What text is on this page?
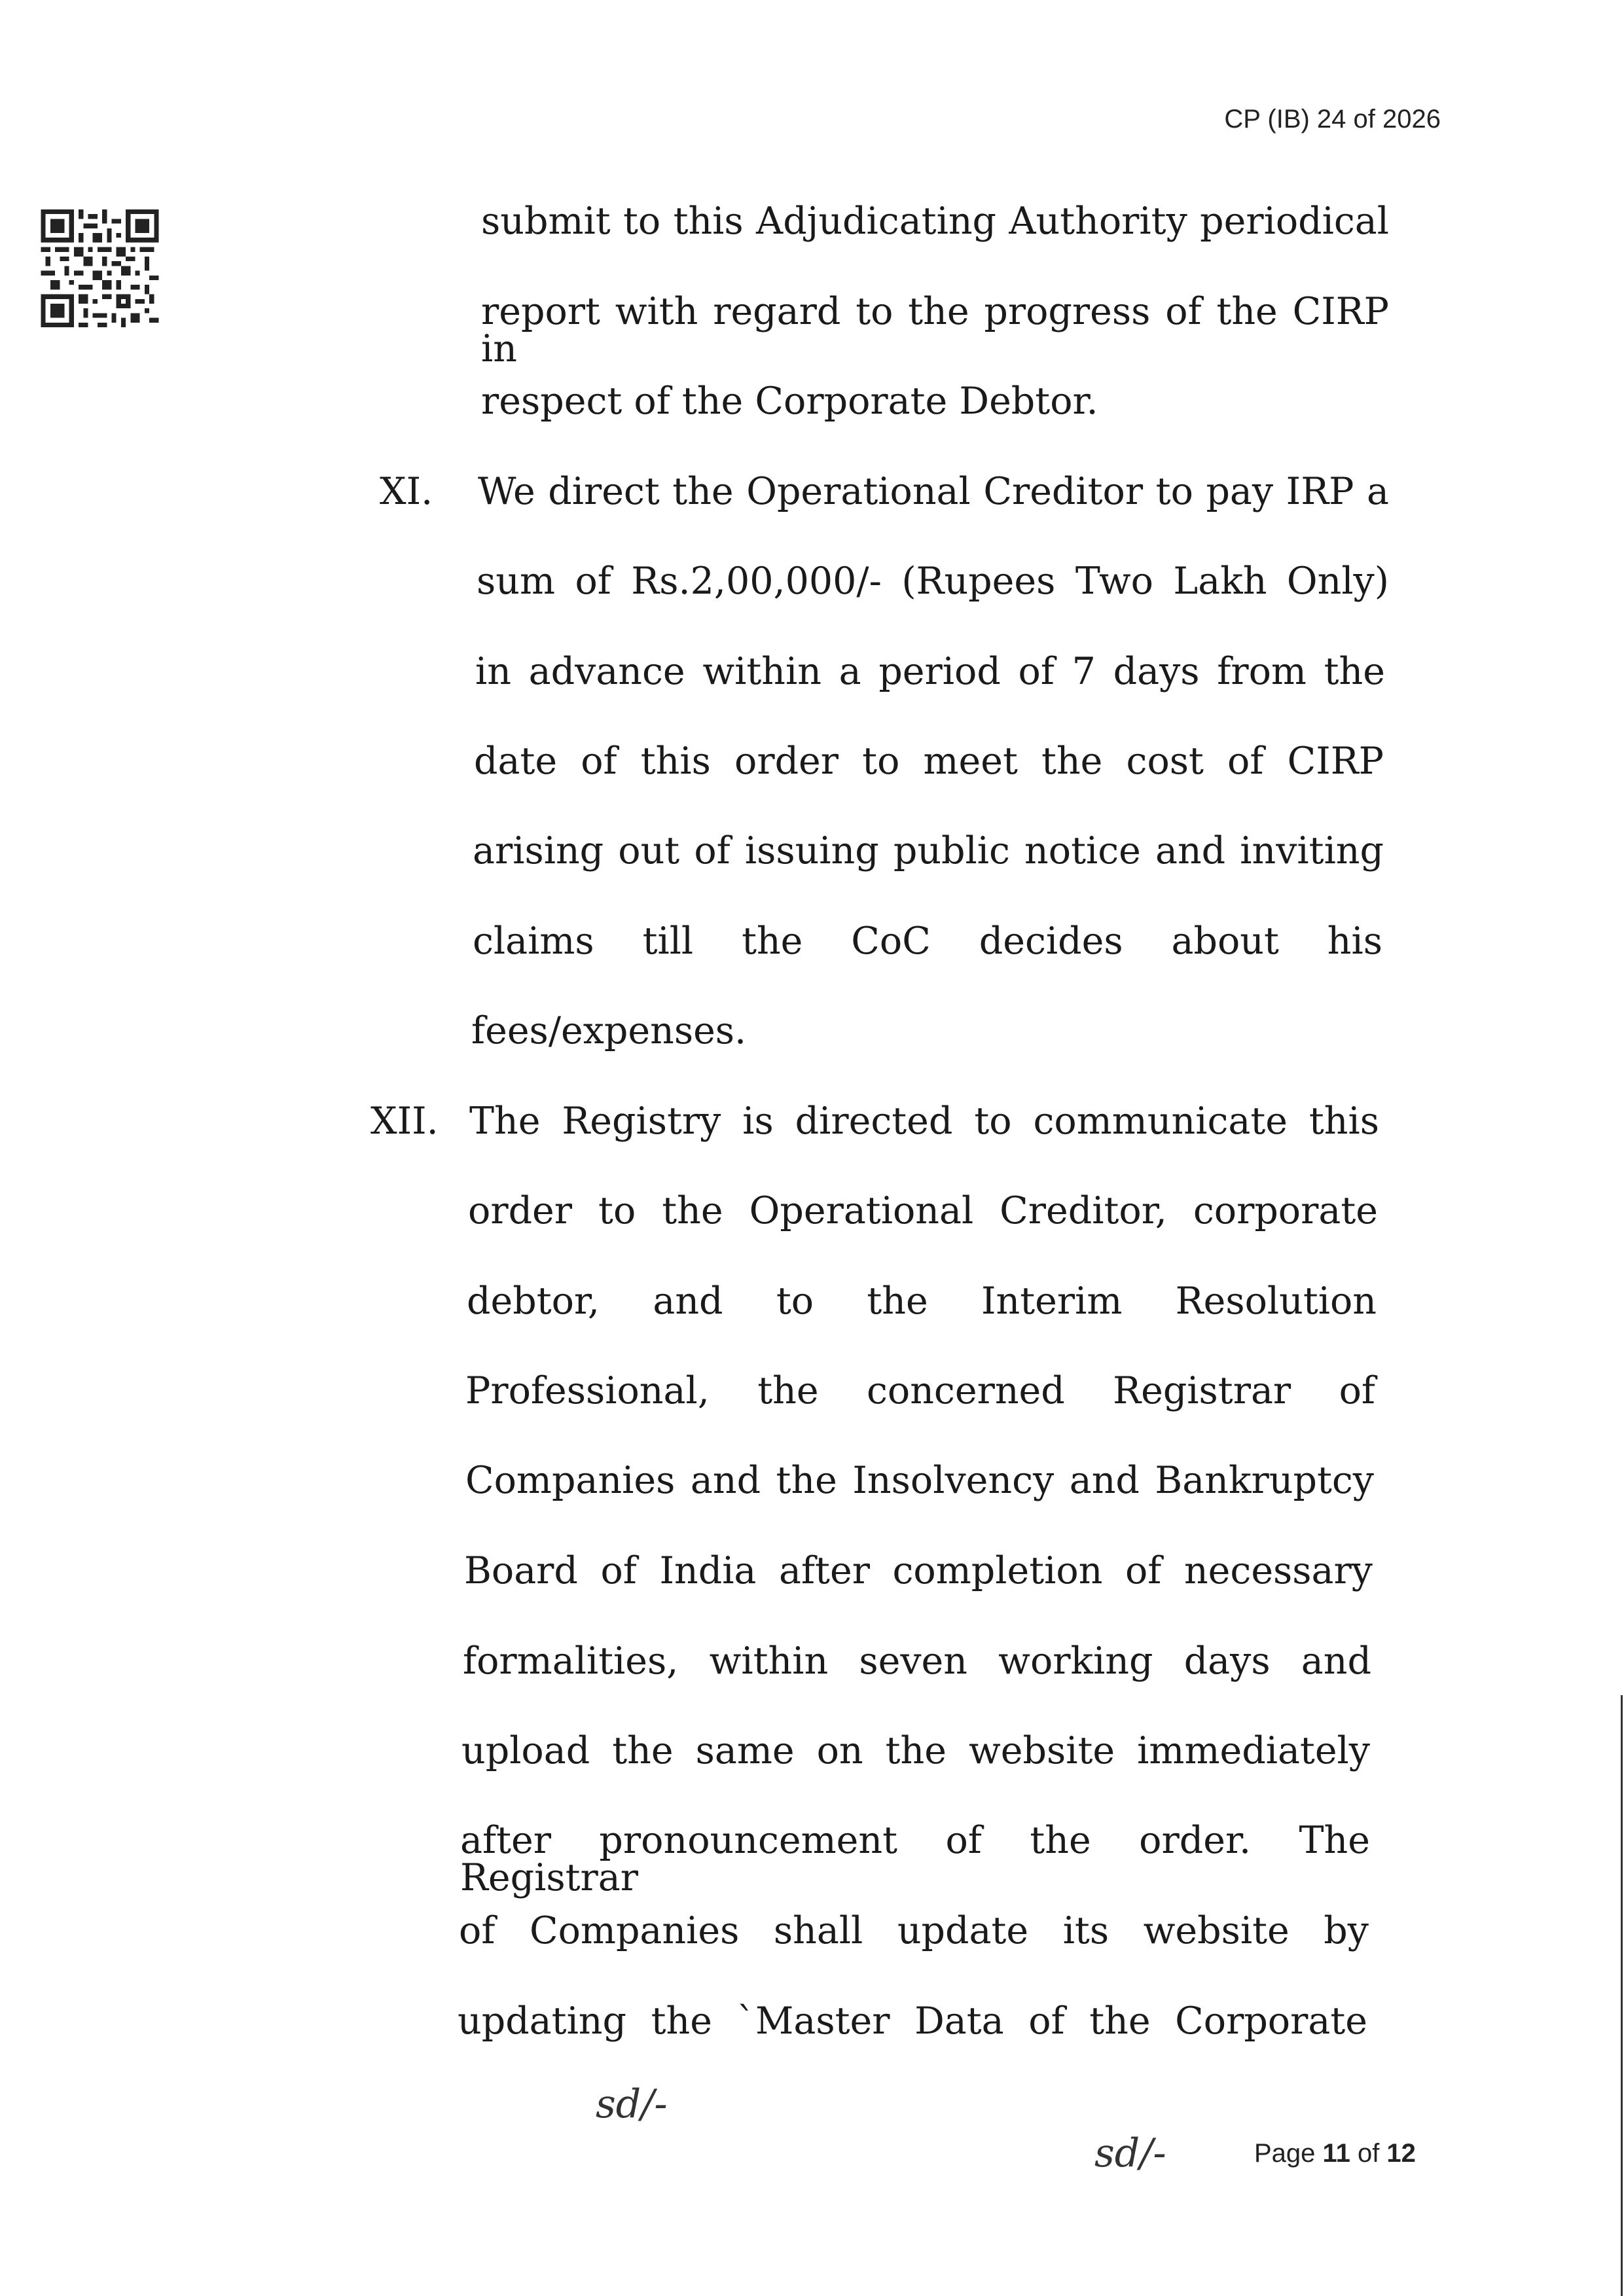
CP (IB) 24 of 2026
submit to this Adjudicating Authority periodical
report with regard to the progress of the CIRP in
respect of the Corporate Debtor.
We direct the Operational Creditor to pay IRP a
sum of Rs.2,00,000/- (Rupees Two Lakh Only)
in advance within a period of 7 days from the
date of this order to meet the cost of CIRP
arising out of issuing public notice and inviting
claims till the CoC decides about his
fees/expenses.
The Registry is directed to communicate this
order to the Operational Creditor, corporate
debtor, and to the Interim Resolution
Professional, the concerned Registrar of
Companies and the Insolvency and Bankruptcy
Board of India after completion of necessary
formalities, within seven working days and
upload the same on the website immediately
after pronouncement of the order. The Registrar
of Companies shall update its website by
updating the `Master Data of the Corporate
XI.
XII.
sd/-
sd/-	Page 11 of 12
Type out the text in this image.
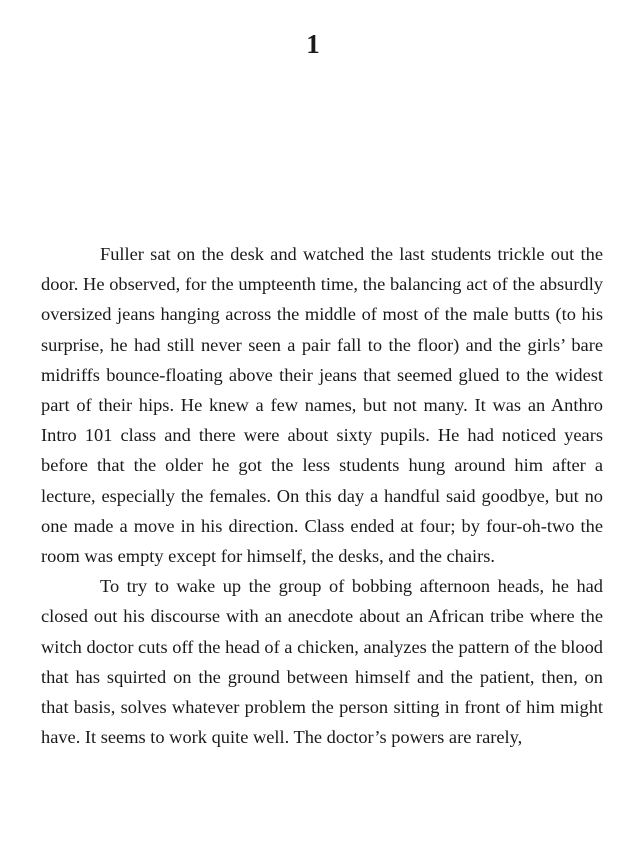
1

Fuller sat on the desk and watched the last students trickle out the door. He observed, for the umpteenth time, the balancing act of the absurdly oversized jeans hanging across the middle of most of the male butts (to his surprise, he had still never seen a pair fall to the floor) and the girls’ bare midriffs bounce-floating above their jeans that seemed glued to the widest part of their hips. He knew a few names, but not many. It was an Anthro Intro 101 class and there were about sixty pupils. He had noticed years before that the older he got the less students hung around him after a lecture, especially the females. On this day a handful said goodbye, but no one made a move in his direction. Class ended at four; by four-oh-two the room was empty except for himself, the desks, and the chairs.

To try to wake up the group of bobbing afternoon heads, he had closed out his discourse with an anecdote about an African tribe where the witch doctor cuts off the head of a chicken, analyzes the pattern of the blood that has squirted on the ground between himself and the patient, then, on that basis, solves whatever problem the person sitting in front of him might have. It seems to work quite well. The doctor’s powers are rarely,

◆ **Exercise task**
Identify and list each line with the word "website".

◆ **Written answer**
upload the same on the website immediately
of Companies shall update its website by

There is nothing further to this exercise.